____ Given entries
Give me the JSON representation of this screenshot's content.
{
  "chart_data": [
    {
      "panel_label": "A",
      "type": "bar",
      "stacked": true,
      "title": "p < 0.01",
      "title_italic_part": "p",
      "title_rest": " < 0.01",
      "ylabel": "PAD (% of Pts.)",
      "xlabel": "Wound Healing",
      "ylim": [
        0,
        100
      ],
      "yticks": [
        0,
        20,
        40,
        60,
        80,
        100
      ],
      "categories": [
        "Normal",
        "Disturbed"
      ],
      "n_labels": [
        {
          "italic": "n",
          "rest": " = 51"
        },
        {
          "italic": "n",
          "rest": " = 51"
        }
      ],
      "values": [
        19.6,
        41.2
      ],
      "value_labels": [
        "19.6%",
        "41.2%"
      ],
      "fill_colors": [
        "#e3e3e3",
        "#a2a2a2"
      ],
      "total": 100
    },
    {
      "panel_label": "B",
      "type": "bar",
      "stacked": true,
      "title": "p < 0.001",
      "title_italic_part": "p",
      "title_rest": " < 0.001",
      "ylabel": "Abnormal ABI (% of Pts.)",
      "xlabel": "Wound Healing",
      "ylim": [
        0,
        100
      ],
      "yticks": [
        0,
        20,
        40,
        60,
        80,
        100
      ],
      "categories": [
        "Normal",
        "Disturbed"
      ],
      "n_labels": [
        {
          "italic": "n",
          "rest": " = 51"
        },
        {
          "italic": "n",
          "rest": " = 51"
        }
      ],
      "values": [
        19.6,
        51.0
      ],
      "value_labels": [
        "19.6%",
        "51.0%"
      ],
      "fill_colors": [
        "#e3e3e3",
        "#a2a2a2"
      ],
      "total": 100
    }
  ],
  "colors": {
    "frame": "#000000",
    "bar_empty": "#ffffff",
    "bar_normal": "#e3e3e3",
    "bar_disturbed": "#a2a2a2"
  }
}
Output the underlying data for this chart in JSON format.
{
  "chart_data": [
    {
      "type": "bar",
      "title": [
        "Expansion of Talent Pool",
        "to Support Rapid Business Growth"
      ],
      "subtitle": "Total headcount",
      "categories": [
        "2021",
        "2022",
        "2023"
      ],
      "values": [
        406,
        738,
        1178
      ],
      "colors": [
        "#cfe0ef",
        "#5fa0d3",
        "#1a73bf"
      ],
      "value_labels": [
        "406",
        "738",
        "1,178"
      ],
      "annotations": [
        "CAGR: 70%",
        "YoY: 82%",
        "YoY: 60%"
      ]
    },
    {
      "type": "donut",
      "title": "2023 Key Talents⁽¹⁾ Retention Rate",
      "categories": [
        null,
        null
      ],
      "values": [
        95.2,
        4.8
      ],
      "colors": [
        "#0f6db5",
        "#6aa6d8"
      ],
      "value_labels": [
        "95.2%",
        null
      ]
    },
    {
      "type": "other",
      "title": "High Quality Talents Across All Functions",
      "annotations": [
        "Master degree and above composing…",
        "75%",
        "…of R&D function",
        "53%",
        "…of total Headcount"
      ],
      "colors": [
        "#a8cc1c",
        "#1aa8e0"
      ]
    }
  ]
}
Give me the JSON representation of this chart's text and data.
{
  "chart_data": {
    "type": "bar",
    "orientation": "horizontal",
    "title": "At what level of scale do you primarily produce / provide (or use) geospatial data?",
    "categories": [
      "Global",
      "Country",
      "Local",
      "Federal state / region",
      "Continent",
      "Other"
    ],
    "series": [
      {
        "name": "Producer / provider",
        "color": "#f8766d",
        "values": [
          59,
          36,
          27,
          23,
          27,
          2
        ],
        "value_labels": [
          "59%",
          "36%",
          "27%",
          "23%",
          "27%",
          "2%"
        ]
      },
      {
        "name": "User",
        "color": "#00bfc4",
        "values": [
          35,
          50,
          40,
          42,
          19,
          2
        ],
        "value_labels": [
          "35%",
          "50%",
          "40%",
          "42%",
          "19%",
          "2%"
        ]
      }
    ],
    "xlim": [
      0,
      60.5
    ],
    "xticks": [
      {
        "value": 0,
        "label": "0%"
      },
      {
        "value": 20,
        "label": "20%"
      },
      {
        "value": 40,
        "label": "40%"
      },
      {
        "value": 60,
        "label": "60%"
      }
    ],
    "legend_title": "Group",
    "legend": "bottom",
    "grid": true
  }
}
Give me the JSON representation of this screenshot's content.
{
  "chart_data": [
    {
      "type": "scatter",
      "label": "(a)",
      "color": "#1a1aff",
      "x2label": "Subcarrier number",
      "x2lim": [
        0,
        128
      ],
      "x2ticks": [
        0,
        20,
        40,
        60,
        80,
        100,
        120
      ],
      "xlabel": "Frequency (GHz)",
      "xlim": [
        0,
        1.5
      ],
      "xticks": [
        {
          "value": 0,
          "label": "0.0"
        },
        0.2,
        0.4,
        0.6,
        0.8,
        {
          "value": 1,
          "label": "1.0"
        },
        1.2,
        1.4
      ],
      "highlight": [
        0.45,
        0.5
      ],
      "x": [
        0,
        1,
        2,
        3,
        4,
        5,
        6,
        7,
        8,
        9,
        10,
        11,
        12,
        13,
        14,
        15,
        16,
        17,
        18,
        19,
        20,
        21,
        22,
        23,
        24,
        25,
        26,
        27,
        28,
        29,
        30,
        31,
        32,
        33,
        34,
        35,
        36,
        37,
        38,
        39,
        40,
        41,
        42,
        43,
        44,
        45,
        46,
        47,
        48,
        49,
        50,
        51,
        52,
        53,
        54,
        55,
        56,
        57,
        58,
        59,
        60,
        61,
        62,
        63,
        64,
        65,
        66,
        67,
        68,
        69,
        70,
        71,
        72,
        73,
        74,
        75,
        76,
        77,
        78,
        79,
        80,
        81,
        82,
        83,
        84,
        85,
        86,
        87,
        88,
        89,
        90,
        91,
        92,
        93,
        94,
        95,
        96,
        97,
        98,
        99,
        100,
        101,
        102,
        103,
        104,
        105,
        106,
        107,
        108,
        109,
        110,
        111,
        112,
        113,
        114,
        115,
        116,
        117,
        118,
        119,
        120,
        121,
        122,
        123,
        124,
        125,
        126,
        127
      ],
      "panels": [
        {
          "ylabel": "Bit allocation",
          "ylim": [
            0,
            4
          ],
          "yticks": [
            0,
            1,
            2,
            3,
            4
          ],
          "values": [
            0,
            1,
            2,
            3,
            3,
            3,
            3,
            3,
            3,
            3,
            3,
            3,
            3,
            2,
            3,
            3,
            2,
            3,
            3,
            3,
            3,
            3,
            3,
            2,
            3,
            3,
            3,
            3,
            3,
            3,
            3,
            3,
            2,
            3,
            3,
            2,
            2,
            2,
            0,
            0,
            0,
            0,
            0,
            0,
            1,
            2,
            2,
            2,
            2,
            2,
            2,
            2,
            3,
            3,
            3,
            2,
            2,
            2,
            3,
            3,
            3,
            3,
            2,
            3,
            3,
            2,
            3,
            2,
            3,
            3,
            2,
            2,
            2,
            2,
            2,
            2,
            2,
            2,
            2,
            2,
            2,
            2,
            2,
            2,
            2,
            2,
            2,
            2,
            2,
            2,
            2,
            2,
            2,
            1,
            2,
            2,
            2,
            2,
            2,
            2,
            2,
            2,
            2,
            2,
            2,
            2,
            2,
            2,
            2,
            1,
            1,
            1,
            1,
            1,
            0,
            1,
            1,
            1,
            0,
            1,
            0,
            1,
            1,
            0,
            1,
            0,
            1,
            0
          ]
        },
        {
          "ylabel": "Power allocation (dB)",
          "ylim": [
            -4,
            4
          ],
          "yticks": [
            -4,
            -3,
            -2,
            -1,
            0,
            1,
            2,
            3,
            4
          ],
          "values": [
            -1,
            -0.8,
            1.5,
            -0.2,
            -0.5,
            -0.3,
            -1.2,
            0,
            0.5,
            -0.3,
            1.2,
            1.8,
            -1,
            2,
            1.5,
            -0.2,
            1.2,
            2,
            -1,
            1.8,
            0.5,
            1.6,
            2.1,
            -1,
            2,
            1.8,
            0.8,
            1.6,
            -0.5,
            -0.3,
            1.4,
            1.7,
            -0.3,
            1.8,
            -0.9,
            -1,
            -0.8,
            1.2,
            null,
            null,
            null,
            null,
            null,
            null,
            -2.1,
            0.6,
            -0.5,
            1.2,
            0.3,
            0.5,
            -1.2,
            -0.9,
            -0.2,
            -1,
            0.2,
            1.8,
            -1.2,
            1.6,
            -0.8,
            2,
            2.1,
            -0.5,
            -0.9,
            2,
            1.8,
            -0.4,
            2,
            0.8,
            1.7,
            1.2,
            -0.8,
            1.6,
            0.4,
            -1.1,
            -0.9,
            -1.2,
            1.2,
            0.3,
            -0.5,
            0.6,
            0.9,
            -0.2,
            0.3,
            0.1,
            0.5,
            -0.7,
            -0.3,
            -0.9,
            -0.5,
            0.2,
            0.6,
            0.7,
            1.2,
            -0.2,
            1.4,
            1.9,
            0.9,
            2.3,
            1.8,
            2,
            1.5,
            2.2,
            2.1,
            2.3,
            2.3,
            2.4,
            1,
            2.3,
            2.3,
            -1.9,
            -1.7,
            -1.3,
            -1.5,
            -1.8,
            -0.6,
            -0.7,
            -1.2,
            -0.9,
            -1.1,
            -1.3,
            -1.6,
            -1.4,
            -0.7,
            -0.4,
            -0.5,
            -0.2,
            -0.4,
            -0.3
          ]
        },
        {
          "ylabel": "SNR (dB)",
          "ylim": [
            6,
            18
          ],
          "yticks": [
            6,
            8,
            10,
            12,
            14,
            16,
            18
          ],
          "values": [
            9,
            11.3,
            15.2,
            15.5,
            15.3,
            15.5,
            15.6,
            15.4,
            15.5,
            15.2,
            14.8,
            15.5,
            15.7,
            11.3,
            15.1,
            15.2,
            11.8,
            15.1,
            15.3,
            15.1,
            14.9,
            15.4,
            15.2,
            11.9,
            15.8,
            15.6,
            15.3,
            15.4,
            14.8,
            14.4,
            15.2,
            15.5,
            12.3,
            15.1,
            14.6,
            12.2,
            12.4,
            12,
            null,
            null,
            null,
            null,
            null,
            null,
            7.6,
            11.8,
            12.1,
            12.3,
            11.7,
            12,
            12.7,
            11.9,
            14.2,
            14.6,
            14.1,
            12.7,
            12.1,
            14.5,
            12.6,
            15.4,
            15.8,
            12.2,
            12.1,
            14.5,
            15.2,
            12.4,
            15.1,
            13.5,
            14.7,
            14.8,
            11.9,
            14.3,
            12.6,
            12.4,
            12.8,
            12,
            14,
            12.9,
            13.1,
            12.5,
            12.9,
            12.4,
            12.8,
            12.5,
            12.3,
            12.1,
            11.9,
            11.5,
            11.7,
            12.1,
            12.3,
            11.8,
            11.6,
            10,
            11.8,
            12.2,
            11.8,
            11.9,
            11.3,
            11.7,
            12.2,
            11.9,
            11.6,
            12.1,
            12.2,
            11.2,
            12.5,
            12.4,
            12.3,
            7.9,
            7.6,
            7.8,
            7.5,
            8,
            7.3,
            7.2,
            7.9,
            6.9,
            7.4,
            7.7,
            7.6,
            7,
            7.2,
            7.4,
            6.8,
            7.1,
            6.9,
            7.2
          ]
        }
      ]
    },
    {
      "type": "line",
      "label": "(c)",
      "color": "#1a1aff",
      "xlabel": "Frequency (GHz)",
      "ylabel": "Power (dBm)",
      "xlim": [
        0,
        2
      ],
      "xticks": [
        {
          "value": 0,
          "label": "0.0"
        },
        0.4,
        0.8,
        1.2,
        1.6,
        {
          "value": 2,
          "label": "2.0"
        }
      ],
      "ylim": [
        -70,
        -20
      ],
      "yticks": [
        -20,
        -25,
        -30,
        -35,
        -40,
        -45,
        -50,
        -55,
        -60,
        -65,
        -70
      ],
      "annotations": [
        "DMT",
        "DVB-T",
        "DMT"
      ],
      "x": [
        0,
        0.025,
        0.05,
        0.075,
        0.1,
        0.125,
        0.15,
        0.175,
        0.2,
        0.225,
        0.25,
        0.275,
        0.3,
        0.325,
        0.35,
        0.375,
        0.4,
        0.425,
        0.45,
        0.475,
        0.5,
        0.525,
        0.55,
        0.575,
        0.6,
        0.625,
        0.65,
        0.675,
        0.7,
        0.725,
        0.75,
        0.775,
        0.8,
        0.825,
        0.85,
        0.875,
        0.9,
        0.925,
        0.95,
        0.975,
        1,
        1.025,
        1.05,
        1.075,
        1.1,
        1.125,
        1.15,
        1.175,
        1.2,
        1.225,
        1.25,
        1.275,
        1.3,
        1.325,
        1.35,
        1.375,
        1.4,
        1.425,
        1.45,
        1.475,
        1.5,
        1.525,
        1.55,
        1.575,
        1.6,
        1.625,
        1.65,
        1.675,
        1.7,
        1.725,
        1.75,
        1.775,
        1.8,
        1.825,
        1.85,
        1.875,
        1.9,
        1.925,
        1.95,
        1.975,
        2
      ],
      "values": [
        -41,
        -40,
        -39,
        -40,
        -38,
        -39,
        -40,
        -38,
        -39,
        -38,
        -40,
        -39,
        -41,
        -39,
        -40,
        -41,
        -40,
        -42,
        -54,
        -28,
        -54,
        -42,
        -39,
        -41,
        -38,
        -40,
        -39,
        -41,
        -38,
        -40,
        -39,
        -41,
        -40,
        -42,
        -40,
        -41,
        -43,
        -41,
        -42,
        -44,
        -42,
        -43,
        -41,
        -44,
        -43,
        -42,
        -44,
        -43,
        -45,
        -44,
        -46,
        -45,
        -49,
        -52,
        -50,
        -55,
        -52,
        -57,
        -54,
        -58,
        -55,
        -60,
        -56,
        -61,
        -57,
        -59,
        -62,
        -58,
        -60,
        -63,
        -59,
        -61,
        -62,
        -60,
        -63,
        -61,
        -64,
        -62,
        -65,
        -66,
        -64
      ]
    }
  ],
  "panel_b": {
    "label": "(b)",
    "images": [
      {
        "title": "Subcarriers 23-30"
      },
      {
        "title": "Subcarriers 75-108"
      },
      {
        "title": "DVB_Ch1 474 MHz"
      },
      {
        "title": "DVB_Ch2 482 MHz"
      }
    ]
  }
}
________
Exercise brief:
Pick out the lines containing the string "type".

Answer to the task:
      "type": "bar",
      "type": "bar",
      "type": "bar",
      "type": "donut",
      "type": "other",
    "type": "bar",
      "type": "scatter",
      "type": "line",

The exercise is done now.